Provided information>
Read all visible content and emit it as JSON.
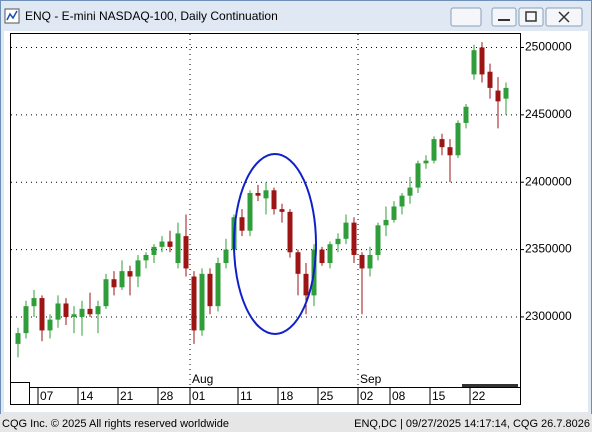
{
  "chart_data": {
    "type": "candlestick",
    "title": "ENQ - E-mini NASDAQ-100, Daily Continuation",
    "categories": [
      null,
      null,
      null,
      "07",
      null,
      null,
      null,
      null,
      "14",
      null,
      null,
      null,
      null,
      "21",
      null,
      null,
      null,
      null,
      "28",
      null,
      null,
      null,
      "01",
      null,
      null,
      null,
      null,
      null,
      "11",
      null,
      null,
      null,
      null,
      "18",
      null,
      null,
      null,
      null,
      "25",
      null,
      null,
      null,
      null,
      "02",
      null,
      null,
      null,
      "08",
      null,
      null,
      null,
      null,
      "15",
      null,
      null,
      null,
      null,
      "22",
      null,
      null,
      null,
      null
    ],
    "months": [
      "Aug",
      "Sep"
    ],
    "open": [
      2280000,
      2288000,
      2308000,
      2314000,
      2290000,
      2298000,
      2310000,
      2300000,
      2300000,
      2306000,
      2302000,
      2308000,
      2328000,
      2322000,
      2334000,
      2330000,
      2342000,
      2346000,
      2352000,
      2356000,
      2340000,
      2360000,
      2330000,
      2290000,
      2332000,
      2308000,
      2340000,
      2350000,
      2374000,
      2364000,
      2392000,
      2388000,
      2394000,
      2380000,
      2378000,
      2348000,
      2332000,
      2316000,
      2350000,
      2340000,
      2354000,
      2358000,
      2370000,
      2346000,
      2336000,
      2346000,
      2368000,
      2372000,
      2382000,
      2390000,
      2396000,
      2414000,
      2416000,
      2432000,
      2426000,
      2420000,
      2444000,
      2480000,
      2500000,
      2482000,
      2468000,
      2462000
    ],
    "high": [
      2292000,
      2312000,
      2320000,
      2316000,
      2302000,
      2316000,
      2314000,
      2308000,
      2312000,
      2318000,
      2312000,
      2332000,
      2334000,
      2342000,
      2338000,
      2346000,
      2348000,
      2354000,
      2360000,
      2364000,
      2370000,
      2376000,
      2334000,
      2336000,
      2336000,
      2344000,
      2358000,
      2376000,
      2380000,
      2394000,
      2398000,
      2400000,
      2396000,
      2384000,
      2380000,
      2350000,
      2340000,
      2354000,
      2352000,
      2356000,
      2362000,
      2376000,
      2374000,
      2348000,
      2352000,
      2370000,
      2382000,
      2386000,
      2392000,
      2404000,
      2416000,
      2420000,
      2434000,
      2436000,
      2432000,
      2446000,
      2458000,
      2502000,
      2504000,
      2488000,
      2478000,
      2474000
    ],
    "low": [
      2270000,
      2284000,
      2300000,
      2282000,
      2284000,
      2292000,
      2294000,
      2288000,
      2286000,
      2300000,
      2288000,
      2306000,
      2316000,
      2320000,
      2316000,
      2322000,
      2336000,
      2340000,
      2348000,
      2348000,
      2336000,
      2330000,
      2280000,
      2286000,
      2302000,
      2304000,
      2336000,
      2346000,
      2360000,
      2360000,
      2386000,
      2376000,
      2376000,
      2370000,
      2344000,
      2316000,
      2302000,
      2308000,
      2338000,
      2336000,
      2348000,
      2354000,
      2340000,
      2302000,
      2330000,
      2342000,
      2360000,
      2370000,
      2376000,
      2384000,
      2392000,
      2410000,
      2414000,
      2420000,
      2400000,
      2418000,
      2440000,
      2476000,
      2474000,
      2462000,
      2440000,
      2450000
    ],
    "close": [
      2288000,
      2308000,
      2314000,
      2290000,
      2298000,
      2310000,
      2300000,
      2302000,
      2306000,
      2302000,
      2308000,
      2328000,
      2322000,
      2334000,
      2330000,
      2342000,
      2346000,
      2352000,
      2356000,
      2352000,
      2362000,
      2336000,
      2290000,
      2332000,
      2308000,
      2340000,
      2350000,
      2374000,
      2364000,
      2392000,
      2390000,
      2394000,
      2380000,
      2378000,
      2348000,
      2332000,
      2316000,
      2350000,
      2340000,
      2354000,
      2358000,
      2370000,
      2346000,
      2336000,
      2346000,
      2368000,
      2372000,
      2382000,
      2390000,
      2396000,
      2414000,
      2416000,
      2432000,
      2426000,
      2420000,
      2444000,
      2456000,
      2498000,
      2480000,
      2470000,
      2460000,
      2470000
    ],
    "up_color": "#2f9e3a",
    "down_color": "#9c1414",
    "ylim": [
      2248000,
      2510000
    ],
    "yticks": [
      2300000,
      2350000,
      2400000,
      2450000,
      2500000
    ],
    "grid": true
  },
  "footer": {
    "left": "CQG Inc. © 2025 All rights reserved worldwide",
    "right": "ENQ,DC | 09/27/2025 14:17:14, CQG 26.7.8026"
  }
}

What is required>
Give back the entries verbatim. Do not include any picture.

Result>
Read all visible content and emit it as JSON.
{
  "chart_data": {
    "type": "candlestick",
    "title": "ENQ - E-mini NASDAQ-100, Daily Continuation",
    "categories": [
      null,
      null,
      null,
      "07",
      null,
      null,
      null,
      null,
      "14",
      null,
      null,
      null,
      null,
      "21",
      null,
      null,
      null,
      null,
      "28",
      null,
      null,
      null,
      "01",
      null,
      null,
      null,
      null,
      null,
      "11",
      null,
      null,
      null,
      null,
      "18",
      null,
      null,
      null,
      null,
      "25",
      null,
      null,
      null,
      null,
      "02",
      null,
      null,
      null,
      "08",
      null,
      null,
      null,
      null,
      "15",
      null,
      null,
      null,
      null,
      "22",
      null,
      null,
      null,
      null
    ],
    "months": [
      "Aug",
      "Sep"
    ],
    "open": [
      2280000,
      2288000,
      2308000,
      2314000,
      2290000,
      2298000,
      2310000,
      2300000,
      2300000,
      2306000,
      2302000,
      2308000,
      2328000,
      2322000,
      2334000,
      2330000,
      2342000,
      2346000,
      2352000,
      2356000,
      2340000,
      2360000,
      2330000,
      2290000,
      2332000,
      2308000,
      2340000,
      2350000,
      2374000,
      2364000,
      2392000,
      2388000,
      2394000,
      2380000,
      2378000,
      2348000,
      2332000,
      2316000,
      2350000,
      2340000,
      2354000,
      2358000,
      2370000,
      2346000,
      2336000,
      2346000,
      2368000,
      2372000,
      2382000,
      2390000,
      2396000,
      2414000,
      2416000,
      2432000,
      2426000,
      2420000,
      2444000,
      2480000,
      2500000,
      2482000,
      2468000,
      2462000
    ],
    "high": [
      2292000,
      2312000,
      2320000,
      2316000,
      2302000,
      2316000,
      2314000,
      2308000,
      2312000,
      2318000,
      2312000,
      2332000,
      2334000,
      2342000,
      2338000,
      2346000,
      2348000,
      2354000,
      2360000,
      2364000,
      2370000,
      2376000,
      2334000,
      2336000,
      2336000,
      2344000,
      2358000,
      2376000,
      2380000,
      2394000,
      2398000,
      2400000,
      2396000,
      2384000,
      2380000,
      2350000,
      2340000,
      2354000,
      2352000,
      2356000,
      2362000,
      2376000,
      2374000,
      2348000,
      2352000,
      2370000,
      2382000,
      2386000,
      2392000,
      2404000,
      2416000,
      2420000,
      2434000,
      2436000,
      2432000,
      2446000,
      2458000,
      2502000,
      2504000,
      2488000,
      2478000,
      2474000
    ],
    "low": [
      2270000,
      2284000,
      2300000,
      2282000,
      2284000,
      2292000,
      2294000,
      2288000,
      2286000,
      2300000,
      2288000,
      2306000,
      2316000,
      2320000,
      2316000,
      2322000,
      2336000,
      2340000,
      2348000,
      2348000,
      2336000,
      2330000,
      2280000,
      2286000,
      2302000,
      2304000,
      2336000,
      2346000,
      2360000,
      2360000,
      2386000,
      2376000,
      2376000,
      2370000,
      2344000,
      2316000,
      2302000,
      2308000,
      2338000,
      2336000,
      2348000,
      2354000,
      2340000,
      2302000,
      2330000,
      2342000,
      2360000,
      2370000,
      2376000,
      2384000,
      2392000,
      2410000,
      2414000,
      2420000,
      2400000,
      2418000,
      2440000,
      2476000,
      2474000,
      2462000,
      2440000,
      2450000
    ],
    "close": [
      2288000,
      2308000,
      2314000,
      2290000,
      2298000,
      2310000,
      2300000,
      2302000,
      2306000,
      2302000,
      2308000,
      2328000,
      2322000,
      2334000,
      2330000,
      2342000,
      2346000,
      2352000,
      2356000,
      2352000,
      2362000,
      2336000,
      2290000,
      2332000,
      2308000,
      2340000,
      2350000,
      2374000,
      2364000,
      2392000,
      2390000,
      2394000,
      2380000,
      2378000,
      2348000,
      2332000,
      2316000,
      2350000,
      2340000,
      2354000,
      2358000,
      2370000,
      2346000,
      2336000,
      2346000,
      2368000,
      2372000,
      2382000,
      2390000,
      2396000,
      2414000,
      2416000,
      2432000,
      2426000,
      2420000,
      2444000,
      2456000,
      2498000,
      2480000,
      2470000,
      2460000,
      2470000
    ],
    "up_color": "#2f9e3a",
    "down_color": "#9c1414",
    "ylim": [
      2248000,
      2510000
    ],
    "yticks": [
      2300000,
      2350000,
      2400000,
      2450000,
      2500000
    ],
    "grid": true
  },
  "footer": {
    "left": "CQG Inc. © 2025 All rights reserved worldwide",
    "right": "ENQ,DC | 09/27/2025 14:17:14, CQG 26.7.8026"
  }
}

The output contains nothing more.